» **Input**:

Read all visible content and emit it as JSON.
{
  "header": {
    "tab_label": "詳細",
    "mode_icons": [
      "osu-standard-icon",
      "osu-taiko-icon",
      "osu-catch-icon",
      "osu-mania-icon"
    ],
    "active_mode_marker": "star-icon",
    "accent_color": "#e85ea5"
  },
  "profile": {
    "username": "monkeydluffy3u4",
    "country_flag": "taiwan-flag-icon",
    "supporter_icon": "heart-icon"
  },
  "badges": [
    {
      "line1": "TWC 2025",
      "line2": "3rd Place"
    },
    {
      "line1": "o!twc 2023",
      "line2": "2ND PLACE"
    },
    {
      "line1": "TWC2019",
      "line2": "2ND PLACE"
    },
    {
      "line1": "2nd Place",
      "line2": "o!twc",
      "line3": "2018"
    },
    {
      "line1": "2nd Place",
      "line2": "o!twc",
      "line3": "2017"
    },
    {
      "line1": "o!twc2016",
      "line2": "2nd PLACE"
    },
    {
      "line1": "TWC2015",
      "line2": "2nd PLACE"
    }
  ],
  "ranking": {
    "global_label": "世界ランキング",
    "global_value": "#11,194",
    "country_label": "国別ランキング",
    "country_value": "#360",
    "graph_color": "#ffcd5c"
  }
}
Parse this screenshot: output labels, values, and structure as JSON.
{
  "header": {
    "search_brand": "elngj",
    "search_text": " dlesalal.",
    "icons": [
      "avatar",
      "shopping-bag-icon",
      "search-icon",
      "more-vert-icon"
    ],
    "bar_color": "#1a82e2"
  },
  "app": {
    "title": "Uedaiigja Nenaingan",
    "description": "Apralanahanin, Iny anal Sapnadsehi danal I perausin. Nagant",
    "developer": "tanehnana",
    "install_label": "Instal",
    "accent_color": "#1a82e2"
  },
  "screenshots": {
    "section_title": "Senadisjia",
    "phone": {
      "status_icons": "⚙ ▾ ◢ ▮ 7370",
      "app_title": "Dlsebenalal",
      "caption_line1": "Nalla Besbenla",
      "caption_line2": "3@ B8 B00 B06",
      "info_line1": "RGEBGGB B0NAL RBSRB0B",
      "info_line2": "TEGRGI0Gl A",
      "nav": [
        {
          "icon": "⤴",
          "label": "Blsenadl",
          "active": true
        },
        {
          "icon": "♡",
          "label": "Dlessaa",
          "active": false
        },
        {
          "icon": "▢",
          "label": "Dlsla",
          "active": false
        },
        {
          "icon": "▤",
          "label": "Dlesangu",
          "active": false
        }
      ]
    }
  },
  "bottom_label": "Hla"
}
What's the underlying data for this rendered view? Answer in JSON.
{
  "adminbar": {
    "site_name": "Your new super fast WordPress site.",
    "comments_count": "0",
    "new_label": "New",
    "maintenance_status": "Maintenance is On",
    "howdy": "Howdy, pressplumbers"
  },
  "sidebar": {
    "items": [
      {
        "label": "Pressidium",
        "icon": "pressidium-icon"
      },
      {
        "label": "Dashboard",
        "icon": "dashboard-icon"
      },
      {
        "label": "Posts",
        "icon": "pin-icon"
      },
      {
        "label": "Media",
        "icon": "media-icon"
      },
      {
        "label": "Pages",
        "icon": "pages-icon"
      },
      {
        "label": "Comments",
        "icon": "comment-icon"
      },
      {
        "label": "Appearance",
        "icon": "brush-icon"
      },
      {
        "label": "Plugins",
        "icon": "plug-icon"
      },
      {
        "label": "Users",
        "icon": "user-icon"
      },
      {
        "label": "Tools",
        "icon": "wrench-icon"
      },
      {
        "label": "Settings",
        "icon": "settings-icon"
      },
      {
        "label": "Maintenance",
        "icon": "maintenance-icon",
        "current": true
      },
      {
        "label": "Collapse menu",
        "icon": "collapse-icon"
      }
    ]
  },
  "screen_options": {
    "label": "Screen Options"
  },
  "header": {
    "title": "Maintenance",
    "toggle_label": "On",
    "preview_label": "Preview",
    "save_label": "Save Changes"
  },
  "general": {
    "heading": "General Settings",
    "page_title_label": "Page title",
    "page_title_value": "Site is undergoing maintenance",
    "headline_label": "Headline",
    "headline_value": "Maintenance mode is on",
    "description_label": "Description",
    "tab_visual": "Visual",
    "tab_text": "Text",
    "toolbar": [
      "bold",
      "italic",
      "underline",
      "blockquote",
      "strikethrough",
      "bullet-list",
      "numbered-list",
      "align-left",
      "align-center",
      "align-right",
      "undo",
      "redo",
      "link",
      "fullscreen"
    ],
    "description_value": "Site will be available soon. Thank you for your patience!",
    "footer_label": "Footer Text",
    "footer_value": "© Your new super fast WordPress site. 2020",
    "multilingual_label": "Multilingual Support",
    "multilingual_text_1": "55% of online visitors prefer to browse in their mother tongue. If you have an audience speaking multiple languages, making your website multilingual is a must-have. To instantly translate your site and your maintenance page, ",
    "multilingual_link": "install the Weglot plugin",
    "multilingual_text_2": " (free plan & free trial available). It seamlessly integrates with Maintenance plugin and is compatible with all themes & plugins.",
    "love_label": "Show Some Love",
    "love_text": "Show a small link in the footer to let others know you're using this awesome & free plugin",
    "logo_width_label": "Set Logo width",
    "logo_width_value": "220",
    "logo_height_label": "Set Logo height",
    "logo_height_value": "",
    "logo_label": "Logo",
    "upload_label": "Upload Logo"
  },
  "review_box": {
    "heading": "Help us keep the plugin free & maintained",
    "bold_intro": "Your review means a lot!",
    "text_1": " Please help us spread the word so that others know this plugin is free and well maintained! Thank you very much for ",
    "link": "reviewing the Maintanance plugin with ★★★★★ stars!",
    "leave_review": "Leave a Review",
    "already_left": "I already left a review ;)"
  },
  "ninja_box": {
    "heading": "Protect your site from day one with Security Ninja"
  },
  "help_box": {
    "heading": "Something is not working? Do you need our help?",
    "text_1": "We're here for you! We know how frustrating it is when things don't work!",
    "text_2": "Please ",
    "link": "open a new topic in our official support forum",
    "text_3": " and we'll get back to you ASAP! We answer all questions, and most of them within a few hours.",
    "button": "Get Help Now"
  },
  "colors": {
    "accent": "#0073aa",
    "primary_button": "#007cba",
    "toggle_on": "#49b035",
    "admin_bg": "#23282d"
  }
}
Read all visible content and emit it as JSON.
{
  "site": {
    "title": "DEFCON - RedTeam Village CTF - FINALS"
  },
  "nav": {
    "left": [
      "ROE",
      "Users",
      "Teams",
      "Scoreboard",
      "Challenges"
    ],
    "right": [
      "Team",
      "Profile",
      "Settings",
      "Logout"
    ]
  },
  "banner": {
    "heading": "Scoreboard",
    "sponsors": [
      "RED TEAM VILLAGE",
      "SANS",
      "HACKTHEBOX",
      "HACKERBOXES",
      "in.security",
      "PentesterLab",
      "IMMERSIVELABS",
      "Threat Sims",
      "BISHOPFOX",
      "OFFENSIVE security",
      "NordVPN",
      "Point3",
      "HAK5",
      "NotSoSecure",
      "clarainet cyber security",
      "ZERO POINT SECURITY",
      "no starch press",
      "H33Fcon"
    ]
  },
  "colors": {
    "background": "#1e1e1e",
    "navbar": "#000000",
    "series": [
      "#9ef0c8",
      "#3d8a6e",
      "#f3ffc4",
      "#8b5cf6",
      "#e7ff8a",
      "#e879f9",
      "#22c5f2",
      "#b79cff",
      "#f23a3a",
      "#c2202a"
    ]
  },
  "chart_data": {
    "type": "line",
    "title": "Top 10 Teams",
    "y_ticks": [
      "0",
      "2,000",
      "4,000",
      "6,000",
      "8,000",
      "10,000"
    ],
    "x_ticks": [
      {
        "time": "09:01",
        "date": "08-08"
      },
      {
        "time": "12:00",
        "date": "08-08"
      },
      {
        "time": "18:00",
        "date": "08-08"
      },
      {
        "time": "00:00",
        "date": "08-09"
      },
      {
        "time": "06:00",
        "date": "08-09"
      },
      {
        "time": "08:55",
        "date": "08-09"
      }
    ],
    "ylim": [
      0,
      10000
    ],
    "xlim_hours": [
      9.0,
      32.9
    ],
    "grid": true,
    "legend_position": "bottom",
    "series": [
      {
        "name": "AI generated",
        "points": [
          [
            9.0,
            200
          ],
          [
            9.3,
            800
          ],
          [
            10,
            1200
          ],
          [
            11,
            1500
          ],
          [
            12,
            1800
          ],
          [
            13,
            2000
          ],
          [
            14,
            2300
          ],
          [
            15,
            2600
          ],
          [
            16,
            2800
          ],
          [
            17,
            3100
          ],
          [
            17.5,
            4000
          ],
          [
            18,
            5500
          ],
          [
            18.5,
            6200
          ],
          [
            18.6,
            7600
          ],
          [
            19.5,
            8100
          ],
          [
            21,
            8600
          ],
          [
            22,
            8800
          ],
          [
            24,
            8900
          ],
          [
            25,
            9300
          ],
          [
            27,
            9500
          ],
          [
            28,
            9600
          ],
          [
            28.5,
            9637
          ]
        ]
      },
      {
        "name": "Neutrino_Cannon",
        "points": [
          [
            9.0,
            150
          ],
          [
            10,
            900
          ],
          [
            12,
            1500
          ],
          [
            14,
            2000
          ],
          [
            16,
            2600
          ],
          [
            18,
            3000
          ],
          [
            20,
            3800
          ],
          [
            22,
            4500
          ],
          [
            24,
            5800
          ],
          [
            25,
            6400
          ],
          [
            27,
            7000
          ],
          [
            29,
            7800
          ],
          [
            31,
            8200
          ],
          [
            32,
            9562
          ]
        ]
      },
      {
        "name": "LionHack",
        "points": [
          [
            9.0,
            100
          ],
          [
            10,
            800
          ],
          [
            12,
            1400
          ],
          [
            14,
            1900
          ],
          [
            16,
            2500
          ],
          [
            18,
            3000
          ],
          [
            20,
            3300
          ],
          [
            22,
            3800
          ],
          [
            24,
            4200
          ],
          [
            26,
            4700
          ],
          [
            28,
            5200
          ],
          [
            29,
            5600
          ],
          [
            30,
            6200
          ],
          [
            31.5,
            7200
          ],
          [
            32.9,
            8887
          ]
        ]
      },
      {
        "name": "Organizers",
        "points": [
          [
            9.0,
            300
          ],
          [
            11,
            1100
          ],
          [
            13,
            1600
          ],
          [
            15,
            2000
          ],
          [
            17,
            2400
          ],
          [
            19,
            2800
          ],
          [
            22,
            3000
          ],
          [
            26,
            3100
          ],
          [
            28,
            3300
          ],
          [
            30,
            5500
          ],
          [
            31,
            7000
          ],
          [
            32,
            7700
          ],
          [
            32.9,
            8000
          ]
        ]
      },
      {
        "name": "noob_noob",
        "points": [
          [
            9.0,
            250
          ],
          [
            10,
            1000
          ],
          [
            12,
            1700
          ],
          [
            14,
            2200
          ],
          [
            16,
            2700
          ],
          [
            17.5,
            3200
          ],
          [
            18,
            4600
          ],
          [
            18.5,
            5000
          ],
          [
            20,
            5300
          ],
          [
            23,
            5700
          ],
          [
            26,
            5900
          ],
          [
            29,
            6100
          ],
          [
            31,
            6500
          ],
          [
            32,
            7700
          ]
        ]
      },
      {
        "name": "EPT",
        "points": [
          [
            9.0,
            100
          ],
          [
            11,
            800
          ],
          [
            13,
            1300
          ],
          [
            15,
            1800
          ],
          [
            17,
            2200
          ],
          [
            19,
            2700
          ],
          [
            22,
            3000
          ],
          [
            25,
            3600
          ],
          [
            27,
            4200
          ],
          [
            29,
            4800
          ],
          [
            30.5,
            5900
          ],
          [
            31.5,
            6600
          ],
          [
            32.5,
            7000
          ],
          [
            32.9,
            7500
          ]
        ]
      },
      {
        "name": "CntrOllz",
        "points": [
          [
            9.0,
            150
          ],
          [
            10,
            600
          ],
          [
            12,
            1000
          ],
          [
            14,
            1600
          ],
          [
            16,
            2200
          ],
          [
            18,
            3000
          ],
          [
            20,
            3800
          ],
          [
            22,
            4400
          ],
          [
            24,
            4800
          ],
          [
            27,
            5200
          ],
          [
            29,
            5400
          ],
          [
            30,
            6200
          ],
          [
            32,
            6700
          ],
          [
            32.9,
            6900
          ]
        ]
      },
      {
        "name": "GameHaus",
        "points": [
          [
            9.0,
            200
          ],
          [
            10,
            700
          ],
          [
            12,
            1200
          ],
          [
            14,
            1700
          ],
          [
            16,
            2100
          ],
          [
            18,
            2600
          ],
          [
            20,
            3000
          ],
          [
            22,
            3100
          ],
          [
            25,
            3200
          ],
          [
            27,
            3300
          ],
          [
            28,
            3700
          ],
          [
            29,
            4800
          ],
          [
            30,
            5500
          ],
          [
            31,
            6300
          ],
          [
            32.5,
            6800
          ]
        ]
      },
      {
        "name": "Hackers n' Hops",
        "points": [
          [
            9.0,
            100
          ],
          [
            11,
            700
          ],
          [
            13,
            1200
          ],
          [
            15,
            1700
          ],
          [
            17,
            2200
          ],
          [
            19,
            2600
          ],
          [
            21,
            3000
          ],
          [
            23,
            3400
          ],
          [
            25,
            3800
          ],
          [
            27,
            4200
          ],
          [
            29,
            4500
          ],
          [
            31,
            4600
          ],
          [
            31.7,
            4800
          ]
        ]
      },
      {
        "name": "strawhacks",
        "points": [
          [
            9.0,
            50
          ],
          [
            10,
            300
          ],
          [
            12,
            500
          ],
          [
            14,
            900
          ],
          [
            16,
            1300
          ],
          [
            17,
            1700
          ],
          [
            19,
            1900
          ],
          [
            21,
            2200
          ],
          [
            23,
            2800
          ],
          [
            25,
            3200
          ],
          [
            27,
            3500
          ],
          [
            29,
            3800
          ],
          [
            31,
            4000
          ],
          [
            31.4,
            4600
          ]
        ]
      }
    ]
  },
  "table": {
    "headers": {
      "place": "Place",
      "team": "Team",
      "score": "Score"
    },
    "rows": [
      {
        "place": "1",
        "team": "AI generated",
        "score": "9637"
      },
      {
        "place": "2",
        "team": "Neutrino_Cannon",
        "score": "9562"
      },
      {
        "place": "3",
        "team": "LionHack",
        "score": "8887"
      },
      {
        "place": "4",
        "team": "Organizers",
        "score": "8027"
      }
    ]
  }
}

» **What to do**:
Find the lines above that include the string "left" and copy them.

» **Worked answer**:
      "align-left",
    "already_left": "I already left a review ;)"
    "left": [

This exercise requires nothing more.